§ TASK DESCRIPTION: It is required that all of the data be written out exactly.

— begin —

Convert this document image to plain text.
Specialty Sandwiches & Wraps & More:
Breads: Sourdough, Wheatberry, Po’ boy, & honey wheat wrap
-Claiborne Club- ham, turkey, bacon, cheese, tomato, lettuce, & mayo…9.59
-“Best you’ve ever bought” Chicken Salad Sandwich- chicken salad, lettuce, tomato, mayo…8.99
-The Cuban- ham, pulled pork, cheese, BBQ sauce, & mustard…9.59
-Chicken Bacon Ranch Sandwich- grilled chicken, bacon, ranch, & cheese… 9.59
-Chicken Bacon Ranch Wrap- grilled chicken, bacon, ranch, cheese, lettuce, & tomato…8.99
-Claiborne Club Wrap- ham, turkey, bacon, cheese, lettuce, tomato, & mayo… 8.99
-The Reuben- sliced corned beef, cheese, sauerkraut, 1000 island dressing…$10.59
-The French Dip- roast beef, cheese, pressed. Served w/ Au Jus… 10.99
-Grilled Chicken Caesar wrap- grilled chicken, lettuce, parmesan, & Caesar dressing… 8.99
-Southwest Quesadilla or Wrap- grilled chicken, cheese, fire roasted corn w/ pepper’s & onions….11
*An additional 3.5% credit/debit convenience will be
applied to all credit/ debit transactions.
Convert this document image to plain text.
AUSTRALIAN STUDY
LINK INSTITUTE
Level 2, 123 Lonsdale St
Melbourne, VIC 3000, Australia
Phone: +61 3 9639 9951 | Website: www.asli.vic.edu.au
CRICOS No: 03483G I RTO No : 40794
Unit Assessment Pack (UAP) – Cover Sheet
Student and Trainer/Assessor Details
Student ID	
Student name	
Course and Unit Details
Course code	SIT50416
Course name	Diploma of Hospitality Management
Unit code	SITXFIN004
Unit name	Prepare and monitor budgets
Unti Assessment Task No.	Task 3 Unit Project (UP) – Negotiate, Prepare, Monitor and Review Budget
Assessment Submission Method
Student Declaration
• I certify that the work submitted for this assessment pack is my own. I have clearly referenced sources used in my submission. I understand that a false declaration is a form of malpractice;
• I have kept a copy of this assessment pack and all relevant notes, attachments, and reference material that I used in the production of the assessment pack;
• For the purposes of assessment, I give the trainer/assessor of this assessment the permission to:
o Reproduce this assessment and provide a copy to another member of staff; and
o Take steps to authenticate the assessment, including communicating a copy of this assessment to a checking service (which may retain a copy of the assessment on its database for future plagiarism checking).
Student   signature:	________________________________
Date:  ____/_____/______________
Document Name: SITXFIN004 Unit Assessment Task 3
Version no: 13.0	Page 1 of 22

— end —

§ WRITTEN ANSWER:
Convert this document image to plain text.
Specialty Sandwiches & Wraps & More:
Breads: Sourdough, Wheatberry, Po’ boy, & honey wheat wrap
-Claiborne Club- ham, turkey, bacon, cheese, tomato, lettuce, & mayo…9.59
-“Best you’ve ever bought” Chicken Salad Sandwich- chicken salad, lettuce, tomato, mayo…8.99
-The Cuban- ham, pulled pork, cheese, BBQ sauce, & mustard…9.59
-Chicken Bacon Ranch Sandwich- grilled chicken, bacon, ranch, & cheese… 9.59
-Chicken Bacon Ranch Wrap- grilled chicken, bacon, ranch, cheese, lettuce, & tomato…8.99
-Claiborne Club Wrap- ham, turkey, bacon, cheese, lettuce, tomato, & mayo… 8.99
-The Reuben- sliced corned beef, cheese, sauerkraut, 1000 island dressing…$10.59
-The French Dip- roast beef, cheese, pressed. Served w/ Au Jus… 10.99
-Grilled Chicken Caesar wrap- grilled chicken, lettuce, parmesan, & Caesar dressing… 8.99
-Southwest Quesadilla or Wrap- grilled chicken, cheese, fire roasted corn w/ pepper’s & onions….11
*An additional 3.5% credit/debit convenience will be
applied to all credit/ debit transactions.
Convert this document image to plain text.
AUSTRALIAN STUDY
LINK INSTITUTE
Level 2, 123 Lonsdale St
Melbourne, VIC 3000, Australia
Phone: +61 3 9639 9951 | Website: www.asli.vic.edu.au
CRICOS No: 03483G I RTO No : 40794
Unit Assessment Pack (UAP) – Cover Sheet
Student and Trainer/Assessor Details
Student ID	
Student name	
Course and Unit Details
Course code	SIT50416
Course name	Diploma of Hospitality Management
Unit code	SITXFIN004
Unit name	Prepare and monitor budgets
Unti Assessment Task No.	Task 3 Unit Project (UP) – Negotiate, Prepare, Monitor and Review Budget
Assessment Submission Method
Student Declaration
• I certify that the work submitted for this assessment pack is my own. I have clearly referenced sources used in my submission. I understand that a false declaration is a form of malpractice;
• I have kept a copy of this assessment pack and all relevant notes, attachments, and reference material that I used in the production of the assessment pack;
• For the purposes of assessment, I give the trainer/assessor of this assessment the permission to:
o Reproduce this assessment and provide a copy to another member of staff; and
o Take steps to authenticate the assessment, including communicating a copy of this assessment to a checking service (which may retain a copy of the assessment on its database for future plagiarism checking).
Student   signature:	________________________________
Date:  ____/_____/______________
Document Name: SITXFIN004 Unit Assessment Task 3
Version no: 13.0	Page 1 of 22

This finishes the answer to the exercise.